- **DESCRIPTION OF THE TASK**:
Write out the whole listing again, exactly as given.

[Begin ROWS]

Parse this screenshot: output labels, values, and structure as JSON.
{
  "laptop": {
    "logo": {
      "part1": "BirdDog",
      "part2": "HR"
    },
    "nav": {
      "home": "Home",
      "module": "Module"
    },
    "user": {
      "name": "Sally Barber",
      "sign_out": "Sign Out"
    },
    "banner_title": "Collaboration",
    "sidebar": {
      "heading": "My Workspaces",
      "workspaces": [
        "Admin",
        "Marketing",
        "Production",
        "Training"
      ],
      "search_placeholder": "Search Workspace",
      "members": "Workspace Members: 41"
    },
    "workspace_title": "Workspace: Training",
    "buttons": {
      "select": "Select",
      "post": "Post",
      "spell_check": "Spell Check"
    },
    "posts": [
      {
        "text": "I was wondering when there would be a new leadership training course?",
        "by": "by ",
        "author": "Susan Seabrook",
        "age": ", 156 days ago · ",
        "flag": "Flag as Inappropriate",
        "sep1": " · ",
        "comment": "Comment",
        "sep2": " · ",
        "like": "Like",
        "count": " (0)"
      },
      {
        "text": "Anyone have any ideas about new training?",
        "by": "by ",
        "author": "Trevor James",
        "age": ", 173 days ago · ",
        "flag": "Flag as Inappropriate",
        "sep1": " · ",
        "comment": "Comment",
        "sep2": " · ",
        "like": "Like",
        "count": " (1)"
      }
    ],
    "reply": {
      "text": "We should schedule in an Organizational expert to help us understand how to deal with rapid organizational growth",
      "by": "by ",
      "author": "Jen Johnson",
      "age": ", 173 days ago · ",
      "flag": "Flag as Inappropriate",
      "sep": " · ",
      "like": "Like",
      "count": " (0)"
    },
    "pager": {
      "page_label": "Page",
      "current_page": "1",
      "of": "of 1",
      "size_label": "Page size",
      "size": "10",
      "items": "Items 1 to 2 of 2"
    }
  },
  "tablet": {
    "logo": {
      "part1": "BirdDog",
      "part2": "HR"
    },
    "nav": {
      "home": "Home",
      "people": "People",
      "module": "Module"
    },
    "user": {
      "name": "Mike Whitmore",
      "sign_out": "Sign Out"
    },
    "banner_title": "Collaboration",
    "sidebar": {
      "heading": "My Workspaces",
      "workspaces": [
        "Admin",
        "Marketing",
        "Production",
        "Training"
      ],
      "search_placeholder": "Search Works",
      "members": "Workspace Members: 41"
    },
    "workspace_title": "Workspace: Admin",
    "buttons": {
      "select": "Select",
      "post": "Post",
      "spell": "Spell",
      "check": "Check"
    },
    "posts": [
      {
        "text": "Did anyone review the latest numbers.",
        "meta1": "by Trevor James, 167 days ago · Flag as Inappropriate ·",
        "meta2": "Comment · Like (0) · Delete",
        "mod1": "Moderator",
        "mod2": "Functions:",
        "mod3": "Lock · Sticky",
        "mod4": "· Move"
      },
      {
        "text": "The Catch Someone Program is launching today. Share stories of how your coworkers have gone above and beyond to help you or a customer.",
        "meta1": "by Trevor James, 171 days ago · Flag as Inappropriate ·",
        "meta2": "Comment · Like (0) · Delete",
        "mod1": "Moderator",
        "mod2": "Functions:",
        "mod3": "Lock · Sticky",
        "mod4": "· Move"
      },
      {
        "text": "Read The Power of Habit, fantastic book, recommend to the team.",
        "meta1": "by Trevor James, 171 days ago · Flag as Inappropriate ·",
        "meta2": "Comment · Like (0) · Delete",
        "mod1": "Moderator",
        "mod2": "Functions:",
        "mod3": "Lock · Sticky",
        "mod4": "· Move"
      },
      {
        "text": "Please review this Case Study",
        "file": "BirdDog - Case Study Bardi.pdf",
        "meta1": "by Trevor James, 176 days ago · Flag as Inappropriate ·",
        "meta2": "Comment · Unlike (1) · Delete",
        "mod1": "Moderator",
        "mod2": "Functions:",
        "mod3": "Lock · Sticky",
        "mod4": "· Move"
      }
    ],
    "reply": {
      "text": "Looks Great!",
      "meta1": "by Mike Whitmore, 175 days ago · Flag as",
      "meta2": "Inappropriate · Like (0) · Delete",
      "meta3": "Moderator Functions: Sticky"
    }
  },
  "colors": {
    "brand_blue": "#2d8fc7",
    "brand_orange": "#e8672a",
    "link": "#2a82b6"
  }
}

[End ROWS]

- **COMPLETE ANSWER**:
Parse this screenshot: output labels, values, and structure as JSON.
{
  "laptop": {
    "logo": {
      "part1": "BirdDog",
      "part2": "HR"
    },
    "nav": {
      "home": "Home",
      "module": "Module"
    },
    "user": {
      "name": "Sally Barber",
      "sign_out": "Sign Out"
    },
    "banner_title": "Collaboration",
    "sidebar": {
      "heading": "My Workspaces",
      "workspaces": [
        "Admin",
        "Marketing",
        "Production",
        "Training"
      ],
      "search_placeholder": "Search Workspace",
      "members": "Workspace Members: 41"
    },
    "workspace_title": "Workspace: Training",
    "buttons": {
      "select": "Select",
      "post": "Post",
      "spell_check": "Spell Check"
    },
    "posts": [
      {
        "text": "I was wondering when there would be a new leadership training course?",
        "by": "by ",
        "author": "Susan Seabrook",
        "age": ", 156 days ago · ",
        "flag": "Flag as Inappropriate",
        "sep1": " · ",
        "comment": "Comment",
        "sep2": " · ",
        "like": "Like",
        "count": " (0)"
      },
      {
        "text": "Anyone have any ideas about new training?",
        "by": "by ",
        "author": "Trevor James",
        "age": ", 173 days ago · ",
        "flag": "Flag as Inappropriate",
        "sep1": " · ",
        "comment": "Comment",
        "sep2": " · ",
        "like": "Like",
        "count": " (1)"
      }
    ],
    "reply": {
      "text": "We should schedule in an Organizational expert to help us understand how to deal with rapid organizational growth",
      "by": "by ",
      "author": "Jen Johnson",
      "age": ", 173 days ago · ",
      "flag": "Flag as Inappropriate",
      "sep": " · ",
      "like": "Like",
      "count": " (0)"
    },
    "pager": {
      "page_label": "Page",
      "current_page": "1",
      "of": "of 1",
      "size_label": "Page size",
      "size": "10",
      "items": "Items 1 to 2 of 2"
    }
  },
  "tablet": {
    "logo": {
      "part1": "BirdDog",
      "part2": "HR"
    },
    "nav": {
      "home": "Home",
      "people": "People",
      "module": "Module"
    },
    "user": {
      "name": "Mike Whitmore",
      "sign_out": "Sign Out"
    },
    "banner_title": "Collaboration",
    "sidebar": {
      "heading": "My Workspaces",
      "workspaces": [
        "Admin",
        "Marketing",
        "Production",
        "Training"
      ],
      "search_placeholder": "Search Works",
      "members": "Workspace Members: 41"
    },
    "workspace_title": "Workspace: Admin",
    "buttons": {
      "select": "Select",
      "post": "Post",
      "spell": "Spell",
      "check": "Check"
    },
    "posts": [
      {
        "text": "Did anyone review the latest numbers.",
        "meta1": "by Trevor James, 167 days ago · Flag as Inappropriate ·",
        "meta2": "Comment · Like (0) · Delete",
        "mod1": "Moderator",
        "mod2": "Functions:",
        "mod3": "Lock · Sticky",
        "mod4": "· Move"
      },
      {
        "text": "The Catch Someone Program is launching today. Share stories of how your coworkers have gone above and beyond to help you or a customer.",
        "meta1": "by Trevor James, 171 days ago · Flag as Inappropriate ·",
        "meta2": "Comment · Like (0) · Delete",
        "mod1": "Moderator",
        "mod2": "Functions:",
        "mod3": "Lock · Sticky",
        "mod4": "· Move"
      },
      {
        "text": "Read The Power of Habit, fantastic book, recommend to the team.",
        "meta1": "by Trevor James, 171 days ago · Flag as Inappropriate ·",
        "meta2": "Comment · Like (0) · Delete",
        "mod1": "Moderator",
        "mod2": "Functions:",
        "mod3": "Lock · Sticky",
        "mod4": "· Move"
      },
      {
        "text": "Please review this Case Study",
        "file": "BirdDog - Case Study Bardi.pdf",
        "meta1": "by Trevor James, 176 days ago · Flag as Inappropriate ·",
        "meta2": "Comment · Unlike (1) · Delete",
        "mod1": "Moderator",
        "mod2": "Functions:",
        "mod3": "Lock · Sticky",
        "mod4": "· Move"
      }
    ],
    "reply": {
      "text": "Looks Great!",
      "meta1": "by Mike Whitmore, 175 days ago · Flag as",
      "meta2": "Inappropriate · Like (0) · Delete",
      "meta3": "Moderator Functions: Sticky"
    }
  },
  "colors": {
    "brand_blue": "#2d8fc7",
    "brand_orange": "#e8672a",
    "link": "#2a82b6"
  }
}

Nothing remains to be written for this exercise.